### Written request:
Copy all of the data below line for line without changing anything, and leave the pictures out of your copy.

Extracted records
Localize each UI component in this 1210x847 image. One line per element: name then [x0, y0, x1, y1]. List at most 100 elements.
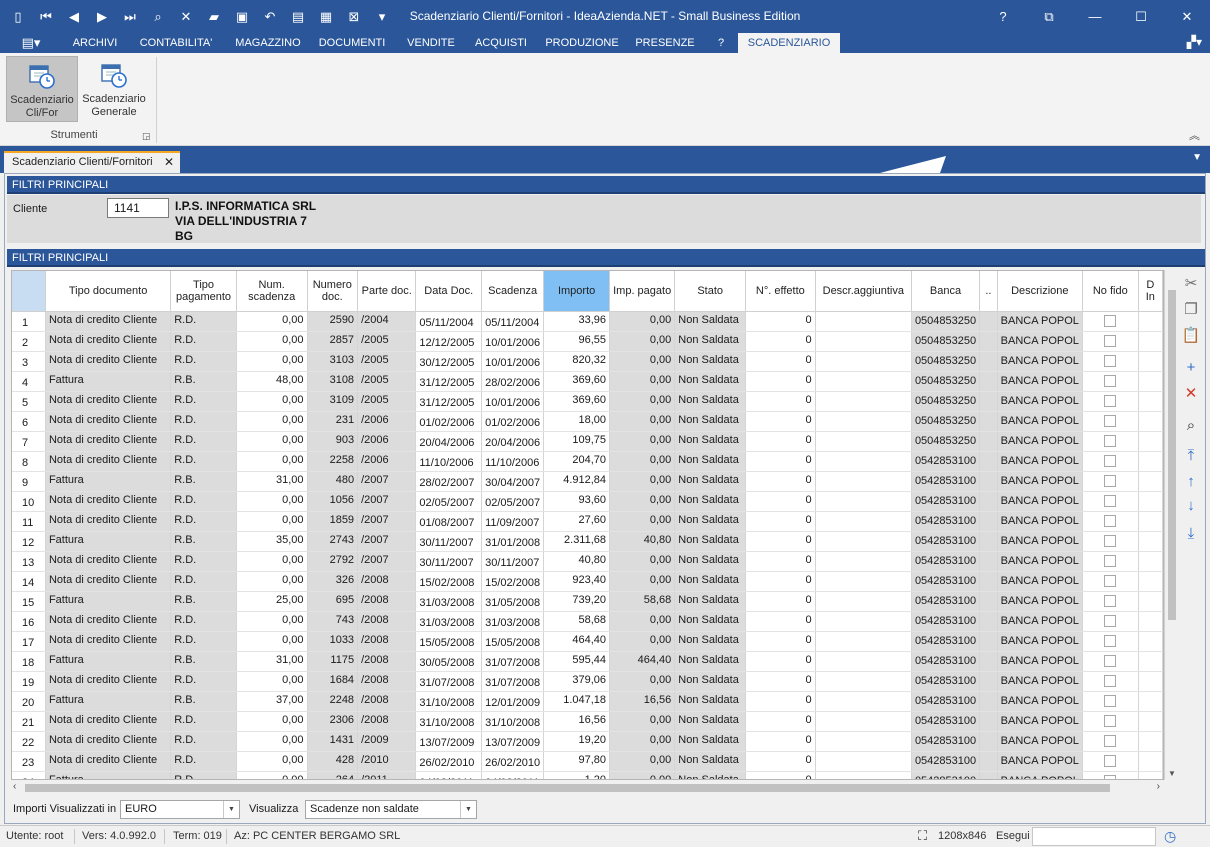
- application-menu-button[interactable]: ▤▾: [8, 33, 54, 53]
- importo[interactable]: 40,80: [543, 551, 611, 572]
- column-header[interactable]: No fido: [1082, 271, 1139, 312]
- descrizione[interactable]: BANCA POPOL: [997, 471, 1083, 492]
- scadenza[interactable]: 31/07/2008: [481, 671, 545, 692]
- importo[interactable]: 4.912,84: [543, 471, 611, 492]
- row-number[interactable]: 15: [12, 591, 46, 612]
- tipo-pagamento[interactable]: R.D.: [170, 331, 237, 352]
- descrizione[interactable]: BANCA POPOL: [997, 491, 1083, 512]
- scadenza[interactable]: 15/05/2008: [481, 631, 545, 652]
- tipo-pagamento[interactable]: R.D.: [170, 511, 237, 532]
- banca[interactable]: 0504853250: [911, 331, 981, 352]
- parte-doc[interactable]: /2006: [357, 431, 417, 452]
- data-doc[interactable]: 31/12/2005: [415, 391, 483, 412]
- descrizione[interactable]: BANCA POPOL: [997, 691, 1083, 712]
- num-scadenza[interactable]: 31,00: [236, 471, 308, 492]
- numero-effetto[interactable]: 0: [745, 471, 816, 492]
- scroll-thumb[interactable]: [25, 784, 1110, 792]
- tipo-documento[interactable]: Nota di credito Cliente: [45, 331, 172, 352]
- numero-doc[interactable]: 231: [307, 411, 359, 432]
- move-down-icon[interactable]: ↓: [1179, 494, 1203, 516]
- layout-options-icon[interactable]: ▞▾: [1187, 35, 1202, 49]
- banca[interactable]: 0504853250: [911, 351, 981, 372]
- no-fido-checkbox[interactable]: [1104, 534, 1117, 547]
- importo[interactable]: 464,40: [543, 631, 611, 652]
- no-fido-checkbox[interactable]: [1104, 714, 1117, 727]
- tipo-pagamento[interactable]: R.D.: [170, 731, 237, 752]
- stato[interactable]: Non Saldata: [674, 351, 747, 372]
- table-row[interactable]: 10 Nota di credito Cliente R.D. 0,00 1056/20…: [12, 491, 1163, 512]
- banca[interactable]: 0542853100: [911, 591, 981, 612]
- column-header[interactable]: Imp. pagato: [609, 271, 676, 312]
- column-header[interactable]: D In: [1138, 271, 1163, 312]
- tab-produzione[interactable]: PRODUZIONE: [540, 33, 624, 53]
- numero-doc[interactable]: 2258: [307, 451, 359, 472]
- importo[interactable]: 2.311,68: [543, 531, 611, 552]
- data-doc[interactable]: 31/10/2008: [415, 691, 483, 712]
- data-doc[interactable]: 31/03/2008: [415, 611, 483, 632]
- banca[interactable]: 0542853100: [911, 711, 981, 732]
- tab-documenti[interactable]: DOCUMENTI: [312, 33, 392, 53]
- table-row[interactable]: 20 Fattura R.B. 37,00 2248/2008 31/10/2008 12/…: [12, 691, 1163, 712]
- descrizione[interactable]: BANCA POPOL: [997, 731, 1083, 752]
- close-window-button[interactable]: ✕: [1164, 0, 1210, 33]
- row-number[interactable]: 22: [12, 731, 46, 752]
- parte-doc[interactable]: /2004: [357, 311, 417, 332]
- tipo-pagamento[interactable]: R.D.: [170, 551, 237, 572]
- tipo-documento[interactable]: Nota di credito Cliente: [45, 351, 172, 372]
- descr-aggiuntiva[interactable]: [815, 451, 912, 472]
- descr-aggiuntiva[interactable]: [815, 431, 912, 452]
- numero-effetto[interactable]: 0: [745, 731, 816, 752]
- num-scadenza[interactable]: 0,00: [236, 391, 308, 412]
- help-button[interactable]: ?: [980, 0, 1026, 33]
- group-launcher-icon[interactable]: ◲: [142, 131, 151, 142]
- scadenza[interactable]: 31/01/2008: [481, 531, 545, 552]
- row-number[interactable]: 5: [12, 391, 46, 412]
- data-doc[interactable]: 01/02/2006: [415, 411, 483, 432]
- stato[interactable]: Non Saldata: [674, 491, 747, 512]
- no-fido[interactable]: [1082, 711, 1139, 732]
- undo-icon[interactable]: ↶: [256, 0, 284, 33]
- banca[interactable]: 0542853100: [911, 571, 981, 592]
- no-fido-checkbox[interactable]: [1104, 734, 1117, 747]
- extra-col-2[interactable]: [1138, 411, 1163, 432]
- scadenza[interactable]: 12/01/2009: [481, 691, 545, 712]
- tab-list-icon[interactable]: ▼: [1192, 152, 1202, 163]
- row-number[interactable]: 17: [12, 631, 46, 652]
- imp-pagato[interactable]: 0,00: [609, 731, 676, 752]
- data-doc[interactable]: 11/10/2006: [415, 451, 483, 472]
- extra-col-2[interactable]: [1138, 491, 1163, 512]
- extra-col[interactable]: [979, 591, 998, 612]
- imp-pagato[interactable]: 0,00: [609, 351, 676, 372]
- data-doc[interactable]: 30/12/2005: [415, 351, 483, 372]
- table-row[interactable]: 21 Nota di credito Cliente R.D. 0,00 2306/20…: [12, 711, 1163, 732]
- parte-doc[interactable]: /2008: [357, 651, 417, 672]
- descrizione[interactable]: BANCA POPOL: [997, 531, 1083, 552]
- extra-col-2[interactable]: [1138, 651, 1163, 672]
- table-row[interactable]: 5 Nota di credito Cliente R.D. 0,00 3109/200…: [12, 391, 1163, 412]
- column-header[interactable]: Data Doc.: [415, 271, 483, 312]
- no-fido[interactable]: [1082, 591, 1139, 612]
- table-row[interactable]: 1 Nota di credito Cliente R.D. 0,00 2590/200…: [12, 311, 1163, 332]
- extra-col-2[interactable]: [1138, 511, 1163, 532]
- num-scadenza[interactable]: 0,00: [236, 711, 308, 732]
- extra-col[interactable]: [979, 331, 998, 352]
- numero-doc[interactable]: 2857: [307, 331, 359, 352]
- tipo-documento[interactable]: Nota di credito Cliente: [45, 451, 172, 472]
- stato[interactable]: Non Saldata: [674, 451, 747, 472]
- banca[interactable]: 0542853100: [911, 611, 981, 632]
- banca[interactable]: 0542853100: [911, 511, 981, 532]
- extra-col[interactable]: [979, 531, 998, 552]
- data-doc[interactable]: 05/11/2004: [415, 311, 483, 332]
- parte-doc[interactable]: /2008: [357, 571, 417, 592]
- extra-col-2[interactable]: [1138, 771, 1163, 779]
- table-row[interactable]: 8 Nota di credito Cliente R.D. 0,00 2258/200…: [12, 451, 1163, 472]
- data-doc[interactable]: 30/05/2008: [415, 651, 483, 672]
- extra-col[interactable]: [979, 391, 998, 412]
- table-row[interactable]: 6 Nota di credito Cliente R.D. 0,00 231/2006…: [12, 411, 1163, 432]
- table-row[interactable]: 22 Nota di credito Cliente R.D. 0,00 1431/20…: [12, 731, 1163, 752]
- tipo-pagamento[interactable]: R.D.: [170, 771, 237, 779]
- extra-col[interactable]: [979, 611, 998, 632]
- no-fido-checkbox[interactable]: [1104, 594, 1117, 607]
- tab-vendite[interactable]: VENDITE: [396, 33, 466, 53]
- table-row[interactable]: 9 Fattura R.B. 31,00 480/2007 28/02/2007 30/04…: [12, 471, 1163, 492]
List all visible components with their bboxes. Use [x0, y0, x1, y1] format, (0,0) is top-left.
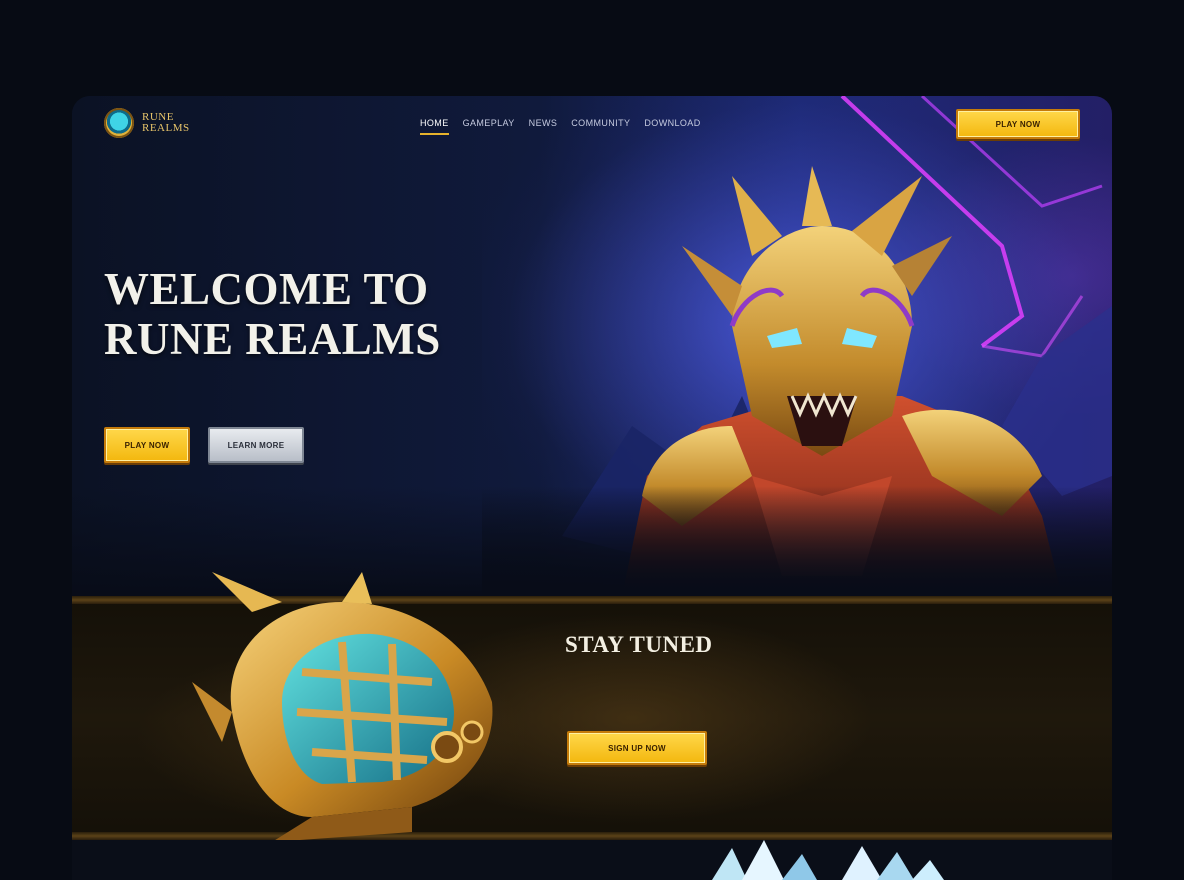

### Result of this exercise:
Localize each UI component in this 1210x847 image. One line per element: name then [x0, y0, x1, y1]. List at most 100 elements.
- application-menu-button[interactable]: ▤▾: [8, 33, 54, 53]
- importo[interactable]: 40,80: [543, 551, 611, 572]
- column-header[interactable]: No fido: [1082, 271, 1139, 312]
- descrizione[interactable]: BANCA POPOL: [997, 471, 1083, 492]
- scadenza[interactable]: 31/07/2008: [481, 671, 545, 692]
- importo[interactable]: 4.912,84: [543, 471, 611, 492]
- row-number[interactable]: 15: [12, 591, 46, 612]
- tipo-pagamento[interactable]: R.D.: [170, 331, 237, 352]
- descrizione[interactable]: BANCA POPOL: [997, 491, 1083, 512]
- scadenza[interactable]: 15/05/2008: [481, 631, 545, 652]
- tipo-pagamento[interactable]: R.D.: [170, 511, 237, 532]
- banca[interactable]: 0504853250: [911, 331, 981, 352]
- parte-doc[interactable]: /2006: [357, 431, 417, 452]
- data-doc[interactable]: 31/12/2005: [415, 391, 483, 412]
- descrizione[interactable]: BANCA POPOL: [997, 691, 1083, 712]
- num-scadenza[interactable]: 31,00: [236, 471, 308, 492]
- numero-effetto[interactable]: 0: [745, 471, 816, 492]
- scroll-thumb[interactable]: [25, 784, 1110, 792]
- tipo-documento[interactable]: Nota di credito Cliente: [45, 331, 172, 352]
- numero-doc[interactable]: 231: [307, 411, 359, 432]
- move-down-icon[interactable]: ↓: [1179, 494, 1203, 516]
- layout-options-icon[interactable]: ▞▾: [1187, 35, 1202, 49]
- banca[interactable]: 0504853250: [911, 351, 981, 372]
- no-fido-checkbox[interactable]: [1104, 534, 1117, 547]
- importo[interactable]: 464,40: [543, 631, 611, 652]
- no-fido-checkbox[interactable]: [1104, 714, 1117, 727]
- tipo-pagamento[interactable]: R.D.: [170, 731, 237, 752]
- stato[interactable]: Non Saldata: [674, 351, 747, 372]
- table-row[interactable]: 10 Nota di credito Cliente R.D. 0,00 1056/20…: [12, 491, 1163, 512]
- banca[interactable]: 0542853100: [911, 591, 981, 612]
- column-header[interactable]: Imp. pagato: [609, 271, 676, 312]
- column-header[interactable]: D In: [1138, 271, 1163, 312]
- tab-produzione[interactable]: PRODUZIONE: [540, 33, 624, 53]
- numero-doc[interactable]: 2258: [307, 451, 359, 472]
- importo[interactable]: 2.311,68: [543, 531, 611, 552]
- data-doc[interactable]: 31/10/2008: [415, 691, 483, 712]
- data-doc[interactable]: 31/03/2008: [415, 611, 483, 632]
- banca[interactable]: 0542853100: [911, 711, 981, 732]
- tab-documenti[interactable]: DOCUMENTI: [312, 33, 392, 53]
- table-row[interactable]: 20 Fattura R.B. 37,00 2248/2008 31/10/2008 12/…: [12, 691, 1163, 712]
- descrizione[interactable]: BANCA POPOL: [997, 731, 1083, 752]
- close-window-button[interactable]: ✕: [1164, 0, 1210, 33]
- row-number[interactable]: 22: [12, 731, 46, 752]
- parte-doc[interactable]: /2004: [357, 311, 417, 332]
- tipo-pagamento[interactable]: R.D.: [170, 551, 237, 572]
- tipo-documento[interactable]: Nota di credito Cliente: [45, 351, 172, 372]
- descr-aggiuntiva[interactable]: [815, 451, 912, 472]
- descr-aggiuntiva[interactable]: [815, 431, 912, 452]
- numero-effetto[interactable]: 0: [745, 731, 816, 752]
- num-scadenza[interactable]: 0,00: [236, 391, 308, 412]
- help-button[interactable]: ?: [980, 0, 1026, 33]
- group-launcher-icon[interactable]: ◲: [142, 131, 151, 142]
- scadenza[interactable]: 31/01/2008: [481, 531, 545, 552]
- row-number[interactable]: 5: [12, 391, 46, 412]
- data-doc[interactable]: 01/02/2006: [415, 411, 483, 432]
- stato[interactable]: Non Saldata: [674, 491, 747, 512]
- no-fido[interactable]: [1082, 711, 1139, 732]
- undo-icon[interactable]: ↶: [256, 0, 284, 33]
- banca[interactable]: 0542853100: [911, 571, 981, 592]
- no-fido-checkbox[interactable]: [1104, 734, 1117, 747]
- extra-col-2[interactable]: [1138, 411, 1163, 432]
- scadenza[interactable]: 12/01/2009: [481, 691, 545, 712]
- tab-list-icon[interactable]: ▼: [1192, 152, 1202, 163]
- row-number[interactable]: 17: [12, 631, 46, 652]
- imp-pagato[interactable]: 0,00: [609, 731, 676, 752]
- data-doc[interactable]: 11/10/2006: [415, 451, 483, 472]
- extra-col-2[interactable]: [1138, 491, 1163, 512]
- extra-col[interactable]: [979, 591, 998, 612]
- imp-pagato[interactable]: 0,00: [609, 351, 676, 372]
- data-doc[interactable]: 30/12/2005: [415, 351, 483, 372]
- table-row[interactable]: 21 Nota di credito Cliente R.D. 0,00 2306/20…: [12, 711, 1163, 732]
- parte-doc[interactable]: /2008: [357, 651, 417, 672]
- descrizione[interactable]: BANCA POPOL: [997, 531, 1083, 552]
- extra-col-2[interactable]: [1138, 651, 1163, 672]
- table-row[interactable]: 5 Nota di credito Cliente R.D. 0,00 3109/200…: [12, 391, 1163, 412]
- column-header[interactable]: Data Doc.: [415, 271, 483, 312]
- no-fido[interactable]: [1082, 591, 1139, 612]
- table-row[interactable]: 1 Nota di credito Cliente R.D. 0,00 2590/200…: [12, 311, 1163, 332]
- extra-col-2[interactable]: [1138, 511, 1163, 532]
- num-scadenza[interactable]: 0,00: [236, 711, 308, 732]
- extra-col[interactable]: [979, 331, 998, 352]
- numero-doc[interactable]: 2857: [307, 331, 359, 352]
- tipo-documento[interactable]: Nota di credito Cliente: [45, 451, 172, 472]
- stato[interactable]: Non Saldata: [674, 451, 747, 472]
- banca[interactable]: 0542853100: [911, 611, 981, 632]
- banca[interactable]: 0542853100: [911, 511, 981, 532]
- extra-col[interactable]: [979, 531, 998, 552]
- data-doc[interactable]: 05/11/2004: [415, 311, 483, 332]
- parte-doc[interactable]: /2008: [357, 571, 417, 592]
- extra-col-2[interactable]: [1138, 771, 1163, 779]
- table-row[interactable]: 8 Nota di credito Cliente R.D. 0,00 2258/200…: [12, 451, 1163, 472]
- data-doc[interactable]: 30/05/2008: [415, 651, 483, 672]
- extra-col[interactable]: [979, 391, 998, 412]
- table-row[interactable]: 6 Nota di credito Cliente R.D. 0,00 231/2006…: [12, 411, 1163, 432]
- table-row[interactable]: 22 Nota di credito Cliente R.D. 0,00 1431/20…: [12, 731, 1163, 752]
- tipo-pagamento[interactable]: R.D.: [170, 771, 237, 779]
- extra-col[interactable]: [979, 611, 998, 632]
- no-fido-checkbox[interactable]: [1104, 594, 1117, 607]
- tab-vendite[interactable]: VENDITE: [396, 33, 466, 53]
- table-row[interactable]: 9 Fattura R.B. 31,00 480/2007 28/02/2007 30/04…: [12, 471, 1163, 492]
List all visible components with their bboxes. Use [x0, y0, x1, y1] format, (0,0) is top-left.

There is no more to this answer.